[Instructions to follow]
Gather every line below where "empanelled" appears.
|---|
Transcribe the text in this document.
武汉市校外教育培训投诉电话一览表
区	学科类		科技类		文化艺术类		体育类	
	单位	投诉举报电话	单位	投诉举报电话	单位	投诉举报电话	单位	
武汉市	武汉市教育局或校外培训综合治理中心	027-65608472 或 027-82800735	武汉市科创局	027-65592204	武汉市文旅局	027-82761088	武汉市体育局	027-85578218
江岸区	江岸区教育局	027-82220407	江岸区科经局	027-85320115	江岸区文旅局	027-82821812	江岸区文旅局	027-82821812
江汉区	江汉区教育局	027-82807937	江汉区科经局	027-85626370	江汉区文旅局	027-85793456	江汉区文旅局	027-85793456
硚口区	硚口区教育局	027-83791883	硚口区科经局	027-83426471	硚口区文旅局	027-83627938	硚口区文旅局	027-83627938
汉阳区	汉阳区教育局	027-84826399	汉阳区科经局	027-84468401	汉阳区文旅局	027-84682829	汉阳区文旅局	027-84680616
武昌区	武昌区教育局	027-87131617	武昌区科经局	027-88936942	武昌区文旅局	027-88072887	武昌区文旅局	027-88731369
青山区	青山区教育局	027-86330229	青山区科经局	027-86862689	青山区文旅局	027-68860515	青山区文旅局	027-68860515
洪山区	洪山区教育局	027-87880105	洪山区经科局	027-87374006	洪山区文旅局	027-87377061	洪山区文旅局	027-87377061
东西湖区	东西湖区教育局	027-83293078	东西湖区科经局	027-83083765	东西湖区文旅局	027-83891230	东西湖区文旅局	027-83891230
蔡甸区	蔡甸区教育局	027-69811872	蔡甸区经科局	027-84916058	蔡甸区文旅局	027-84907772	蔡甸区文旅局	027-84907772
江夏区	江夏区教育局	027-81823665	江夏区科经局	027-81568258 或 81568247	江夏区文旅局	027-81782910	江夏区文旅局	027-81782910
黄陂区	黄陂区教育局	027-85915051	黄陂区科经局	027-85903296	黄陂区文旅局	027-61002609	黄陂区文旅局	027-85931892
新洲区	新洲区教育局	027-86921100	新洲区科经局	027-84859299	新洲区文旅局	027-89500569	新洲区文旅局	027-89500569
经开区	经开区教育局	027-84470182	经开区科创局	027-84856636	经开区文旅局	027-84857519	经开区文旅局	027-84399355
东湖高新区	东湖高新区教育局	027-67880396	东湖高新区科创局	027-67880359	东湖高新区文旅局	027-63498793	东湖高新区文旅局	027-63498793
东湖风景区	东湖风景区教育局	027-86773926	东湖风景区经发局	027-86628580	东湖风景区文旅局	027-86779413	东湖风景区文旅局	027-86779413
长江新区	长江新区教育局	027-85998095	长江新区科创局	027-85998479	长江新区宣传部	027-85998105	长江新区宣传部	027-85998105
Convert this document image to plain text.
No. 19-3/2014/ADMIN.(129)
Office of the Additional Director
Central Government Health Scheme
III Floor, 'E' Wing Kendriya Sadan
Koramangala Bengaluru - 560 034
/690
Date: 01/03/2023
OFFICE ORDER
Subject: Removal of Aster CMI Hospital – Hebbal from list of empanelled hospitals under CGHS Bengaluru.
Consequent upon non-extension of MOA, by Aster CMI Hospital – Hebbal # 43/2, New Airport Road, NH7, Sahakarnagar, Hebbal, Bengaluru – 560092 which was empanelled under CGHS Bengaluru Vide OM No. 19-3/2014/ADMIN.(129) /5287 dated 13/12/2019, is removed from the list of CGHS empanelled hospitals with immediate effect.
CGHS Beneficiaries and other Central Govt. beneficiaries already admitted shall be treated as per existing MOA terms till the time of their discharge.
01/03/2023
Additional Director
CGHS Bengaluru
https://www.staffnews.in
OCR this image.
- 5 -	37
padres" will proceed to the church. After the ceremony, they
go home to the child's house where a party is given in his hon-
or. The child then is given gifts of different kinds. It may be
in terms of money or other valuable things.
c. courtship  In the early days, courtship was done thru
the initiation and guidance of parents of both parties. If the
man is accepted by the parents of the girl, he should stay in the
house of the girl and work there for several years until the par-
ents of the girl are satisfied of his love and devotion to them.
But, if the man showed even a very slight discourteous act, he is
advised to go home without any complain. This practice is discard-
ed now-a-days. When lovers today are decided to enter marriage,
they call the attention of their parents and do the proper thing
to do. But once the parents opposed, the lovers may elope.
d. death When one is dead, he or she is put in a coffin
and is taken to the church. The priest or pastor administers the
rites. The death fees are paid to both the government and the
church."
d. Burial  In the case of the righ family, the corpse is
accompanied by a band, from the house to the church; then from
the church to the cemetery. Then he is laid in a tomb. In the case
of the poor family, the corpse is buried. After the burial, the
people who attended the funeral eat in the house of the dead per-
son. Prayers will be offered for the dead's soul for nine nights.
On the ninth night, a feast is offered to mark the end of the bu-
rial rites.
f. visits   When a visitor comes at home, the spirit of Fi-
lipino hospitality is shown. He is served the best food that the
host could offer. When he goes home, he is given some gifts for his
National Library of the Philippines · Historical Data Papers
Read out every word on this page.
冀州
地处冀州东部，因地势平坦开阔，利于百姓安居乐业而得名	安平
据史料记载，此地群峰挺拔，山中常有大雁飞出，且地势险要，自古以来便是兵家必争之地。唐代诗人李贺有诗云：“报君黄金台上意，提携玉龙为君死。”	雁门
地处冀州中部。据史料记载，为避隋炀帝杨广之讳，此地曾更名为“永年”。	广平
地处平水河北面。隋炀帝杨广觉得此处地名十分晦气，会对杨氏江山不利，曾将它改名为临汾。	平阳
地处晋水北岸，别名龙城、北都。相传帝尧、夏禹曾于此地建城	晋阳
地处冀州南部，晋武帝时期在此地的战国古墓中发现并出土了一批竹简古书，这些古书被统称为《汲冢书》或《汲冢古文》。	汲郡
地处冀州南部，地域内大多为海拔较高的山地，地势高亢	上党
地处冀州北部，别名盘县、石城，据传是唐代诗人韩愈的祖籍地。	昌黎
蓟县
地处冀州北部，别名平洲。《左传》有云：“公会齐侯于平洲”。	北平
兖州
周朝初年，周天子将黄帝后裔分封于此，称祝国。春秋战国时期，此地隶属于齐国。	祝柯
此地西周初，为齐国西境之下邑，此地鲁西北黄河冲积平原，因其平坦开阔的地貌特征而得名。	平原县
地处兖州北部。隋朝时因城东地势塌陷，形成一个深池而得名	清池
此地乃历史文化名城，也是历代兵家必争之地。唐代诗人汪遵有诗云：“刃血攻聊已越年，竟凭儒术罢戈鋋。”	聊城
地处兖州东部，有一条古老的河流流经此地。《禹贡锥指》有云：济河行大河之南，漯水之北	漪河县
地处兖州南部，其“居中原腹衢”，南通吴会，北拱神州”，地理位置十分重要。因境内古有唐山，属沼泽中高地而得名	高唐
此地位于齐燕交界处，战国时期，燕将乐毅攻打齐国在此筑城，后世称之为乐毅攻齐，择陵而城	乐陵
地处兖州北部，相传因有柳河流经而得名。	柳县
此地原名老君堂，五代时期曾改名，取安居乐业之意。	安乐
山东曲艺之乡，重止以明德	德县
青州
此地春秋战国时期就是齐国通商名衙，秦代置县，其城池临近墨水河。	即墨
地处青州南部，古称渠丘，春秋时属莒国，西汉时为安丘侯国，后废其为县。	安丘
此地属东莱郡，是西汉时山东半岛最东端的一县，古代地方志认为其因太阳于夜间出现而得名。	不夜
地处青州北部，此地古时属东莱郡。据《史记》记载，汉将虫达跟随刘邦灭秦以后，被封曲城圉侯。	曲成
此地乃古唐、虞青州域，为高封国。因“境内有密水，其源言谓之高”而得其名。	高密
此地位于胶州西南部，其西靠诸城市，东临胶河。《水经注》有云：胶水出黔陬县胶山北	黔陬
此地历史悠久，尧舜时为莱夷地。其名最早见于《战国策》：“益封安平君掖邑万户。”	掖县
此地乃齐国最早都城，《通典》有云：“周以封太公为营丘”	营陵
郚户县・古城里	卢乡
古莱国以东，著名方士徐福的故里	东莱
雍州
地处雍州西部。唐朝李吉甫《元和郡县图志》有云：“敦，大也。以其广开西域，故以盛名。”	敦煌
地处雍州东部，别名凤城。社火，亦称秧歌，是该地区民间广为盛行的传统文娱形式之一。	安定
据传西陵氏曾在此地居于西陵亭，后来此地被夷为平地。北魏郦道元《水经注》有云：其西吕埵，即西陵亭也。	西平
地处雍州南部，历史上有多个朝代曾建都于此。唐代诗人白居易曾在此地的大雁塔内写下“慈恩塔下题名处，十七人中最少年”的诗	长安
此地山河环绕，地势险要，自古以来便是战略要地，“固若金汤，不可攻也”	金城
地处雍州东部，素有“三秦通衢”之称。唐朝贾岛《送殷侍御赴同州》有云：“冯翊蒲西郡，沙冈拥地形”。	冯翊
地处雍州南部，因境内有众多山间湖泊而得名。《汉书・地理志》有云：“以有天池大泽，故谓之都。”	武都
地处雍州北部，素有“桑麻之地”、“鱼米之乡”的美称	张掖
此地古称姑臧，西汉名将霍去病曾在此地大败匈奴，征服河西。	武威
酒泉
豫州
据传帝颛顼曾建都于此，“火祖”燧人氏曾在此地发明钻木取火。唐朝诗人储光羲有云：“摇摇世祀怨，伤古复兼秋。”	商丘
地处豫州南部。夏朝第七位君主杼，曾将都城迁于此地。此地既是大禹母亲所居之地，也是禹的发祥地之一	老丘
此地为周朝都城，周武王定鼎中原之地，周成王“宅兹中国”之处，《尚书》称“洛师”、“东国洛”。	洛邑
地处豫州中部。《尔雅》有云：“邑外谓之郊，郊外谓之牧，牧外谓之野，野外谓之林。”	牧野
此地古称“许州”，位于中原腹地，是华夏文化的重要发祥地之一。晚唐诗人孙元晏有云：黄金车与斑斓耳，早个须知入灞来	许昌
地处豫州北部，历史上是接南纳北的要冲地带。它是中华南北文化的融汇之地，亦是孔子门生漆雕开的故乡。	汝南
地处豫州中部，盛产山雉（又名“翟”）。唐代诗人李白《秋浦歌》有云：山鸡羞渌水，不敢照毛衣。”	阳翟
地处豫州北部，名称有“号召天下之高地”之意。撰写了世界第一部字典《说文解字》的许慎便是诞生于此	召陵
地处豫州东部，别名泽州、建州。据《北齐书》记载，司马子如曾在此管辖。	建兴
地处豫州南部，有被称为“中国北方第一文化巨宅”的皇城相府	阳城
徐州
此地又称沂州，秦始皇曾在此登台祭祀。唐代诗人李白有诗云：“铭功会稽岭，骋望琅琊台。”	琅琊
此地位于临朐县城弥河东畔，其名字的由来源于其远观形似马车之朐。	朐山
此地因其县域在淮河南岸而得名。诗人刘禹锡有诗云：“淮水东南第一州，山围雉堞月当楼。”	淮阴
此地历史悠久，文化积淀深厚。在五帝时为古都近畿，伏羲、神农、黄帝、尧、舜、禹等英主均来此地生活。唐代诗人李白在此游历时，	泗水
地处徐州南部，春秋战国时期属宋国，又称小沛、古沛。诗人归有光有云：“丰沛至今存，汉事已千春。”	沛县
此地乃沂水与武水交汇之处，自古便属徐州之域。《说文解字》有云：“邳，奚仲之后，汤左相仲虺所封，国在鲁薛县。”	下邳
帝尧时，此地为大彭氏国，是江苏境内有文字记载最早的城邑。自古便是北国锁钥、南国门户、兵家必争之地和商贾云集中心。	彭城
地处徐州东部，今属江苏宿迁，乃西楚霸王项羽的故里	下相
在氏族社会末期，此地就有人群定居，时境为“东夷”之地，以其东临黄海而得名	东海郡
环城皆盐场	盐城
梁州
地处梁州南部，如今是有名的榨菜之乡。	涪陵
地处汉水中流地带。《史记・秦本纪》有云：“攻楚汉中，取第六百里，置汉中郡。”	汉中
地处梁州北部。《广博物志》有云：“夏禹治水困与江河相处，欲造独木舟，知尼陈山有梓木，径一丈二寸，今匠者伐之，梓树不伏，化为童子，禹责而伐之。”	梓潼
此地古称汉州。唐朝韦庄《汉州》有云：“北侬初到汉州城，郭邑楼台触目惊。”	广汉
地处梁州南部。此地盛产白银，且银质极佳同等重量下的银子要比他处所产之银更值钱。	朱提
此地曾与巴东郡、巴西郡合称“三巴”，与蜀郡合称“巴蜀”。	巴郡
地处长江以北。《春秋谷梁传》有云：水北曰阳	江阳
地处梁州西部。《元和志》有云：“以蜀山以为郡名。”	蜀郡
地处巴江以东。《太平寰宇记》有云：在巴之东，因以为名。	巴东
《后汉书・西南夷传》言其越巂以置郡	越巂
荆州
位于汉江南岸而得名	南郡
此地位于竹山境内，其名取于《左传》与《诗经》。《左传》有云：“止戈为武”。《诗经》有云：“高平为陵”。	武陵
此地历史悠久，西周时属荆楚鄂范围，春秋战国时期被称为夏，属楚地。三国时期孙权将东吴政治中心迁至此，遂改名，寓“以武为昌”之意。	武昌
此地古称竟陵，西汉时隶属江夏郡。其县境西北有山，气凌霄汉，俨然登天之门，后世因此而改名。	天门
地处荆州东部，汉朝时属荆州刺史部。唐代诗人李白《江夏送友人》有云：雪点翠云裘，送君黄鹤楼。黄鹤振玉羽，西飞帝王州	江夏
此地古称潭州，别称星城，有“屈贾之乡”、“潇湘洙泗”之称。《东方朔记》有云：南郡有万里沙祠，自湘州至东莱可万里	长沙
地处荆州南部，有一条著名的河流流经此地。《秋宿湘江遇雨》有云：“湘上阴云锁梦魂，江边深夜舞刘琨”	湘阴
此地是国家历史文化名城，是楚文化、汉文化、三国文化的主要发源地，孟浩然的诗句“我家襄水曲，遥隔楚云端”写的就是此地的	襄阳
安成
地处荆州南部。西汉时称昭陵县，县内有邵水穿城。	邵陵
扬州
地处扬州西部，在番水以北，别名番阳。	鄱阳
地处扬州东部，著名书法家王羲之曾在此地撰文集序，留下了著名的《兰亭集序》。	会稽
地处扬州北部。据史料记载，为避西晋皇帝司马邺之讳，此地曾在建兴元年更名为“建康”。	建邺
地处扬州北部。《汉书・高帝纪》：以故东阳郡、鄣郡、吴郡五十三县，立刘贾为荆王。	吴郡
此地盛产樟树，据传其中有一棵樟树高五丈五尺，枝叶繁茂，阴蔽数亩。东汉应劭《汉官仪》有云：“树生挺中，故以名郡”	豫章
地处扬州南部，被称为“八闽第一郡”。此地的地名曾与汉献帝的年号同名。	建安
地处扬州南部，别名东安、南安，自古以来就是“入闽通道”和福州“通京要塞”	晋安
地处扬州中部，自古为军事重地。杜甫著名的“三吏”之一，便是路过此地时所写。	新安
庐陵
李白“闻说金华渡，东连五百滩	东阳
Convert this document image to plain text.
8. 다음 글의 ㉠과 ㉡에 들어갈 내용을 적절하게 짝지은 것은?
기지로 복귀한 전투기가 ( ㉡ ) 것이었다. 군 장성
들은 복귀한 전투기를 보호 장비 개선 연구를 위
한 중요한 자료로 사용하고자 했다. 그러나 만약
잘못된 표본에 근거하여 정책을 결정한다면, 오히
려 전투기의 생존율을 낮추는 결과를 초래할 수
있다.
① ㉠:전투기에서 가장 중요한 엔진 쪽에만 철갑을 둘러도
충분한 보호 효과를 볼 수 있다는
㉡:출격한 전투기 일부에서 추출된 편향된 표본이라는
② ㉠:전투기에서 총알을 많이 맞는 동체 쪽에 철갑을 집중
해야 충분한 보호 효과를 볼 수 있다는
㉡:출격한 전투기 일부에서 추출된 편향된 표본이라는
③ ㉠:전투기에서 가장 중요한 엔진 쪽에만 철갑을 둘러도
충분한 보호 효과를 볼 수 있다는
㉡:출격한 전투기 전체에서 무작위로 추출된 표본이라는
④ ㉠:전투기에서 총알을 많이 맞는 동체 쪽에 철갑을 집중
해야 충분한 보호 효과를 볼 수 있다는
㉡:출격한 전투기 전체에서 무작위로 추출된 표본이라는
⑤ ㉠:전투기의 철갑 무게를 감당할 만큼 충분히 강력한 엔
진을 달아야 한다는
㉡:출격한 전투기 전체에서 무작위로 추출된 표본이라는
|---|
[Written solution]
Subject: Removal of Aster CMI Hospital – Hebbal from list of empanelled hospitals under CGHS Bengaluru.
Consequent upon non-extension of MOA, by Aster CMI Hospital – Hebbal # 43/2, New Airport Road, NH7, Sahakarnagar, Hebbal, Bengaluru – 560092 which was empanelled under CGHS Bengaluru Vide OM No. 19-3/2014/ADMIN.(129) /5287 dated 13/12/2019, is removed from the list of CGHS empanelled hospitals with immediate effect.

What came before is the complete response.